[Source records]:
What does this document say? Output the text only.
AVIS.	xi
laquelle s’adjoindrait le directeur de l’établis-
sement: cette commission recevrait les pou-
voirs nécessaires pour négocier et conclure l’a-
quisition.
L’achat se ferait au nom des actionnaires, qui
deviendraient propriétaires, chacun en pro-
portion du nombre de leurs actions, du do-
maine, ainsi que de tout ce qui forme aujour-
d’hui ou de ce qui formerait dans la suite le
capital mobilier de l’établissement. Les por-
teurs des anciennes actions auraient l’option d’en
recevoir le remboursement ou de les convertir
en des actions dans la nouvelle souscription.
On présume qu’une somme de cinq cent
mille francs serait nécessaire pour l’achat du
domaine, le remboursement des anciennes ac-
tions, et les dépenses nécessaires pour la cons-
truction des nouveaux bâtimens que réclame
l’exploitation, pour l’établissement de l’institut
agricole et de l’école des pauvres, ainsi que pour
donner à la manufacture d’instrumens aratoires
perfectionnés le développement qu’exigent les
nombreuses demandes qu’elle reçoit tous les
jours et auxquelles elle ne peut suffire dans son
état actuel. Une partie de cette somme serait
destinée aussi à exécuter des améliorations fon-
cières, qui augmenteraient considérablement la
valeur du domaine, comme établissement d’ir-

[Given exercise]: List every line above that holds the word "dans".

[Solution to this task]:
d’hui ou de ce qui formerait dans la suite le
en des actions dans la nouvelle souscription.
jours et auxquelles elle ne peut suffire dans son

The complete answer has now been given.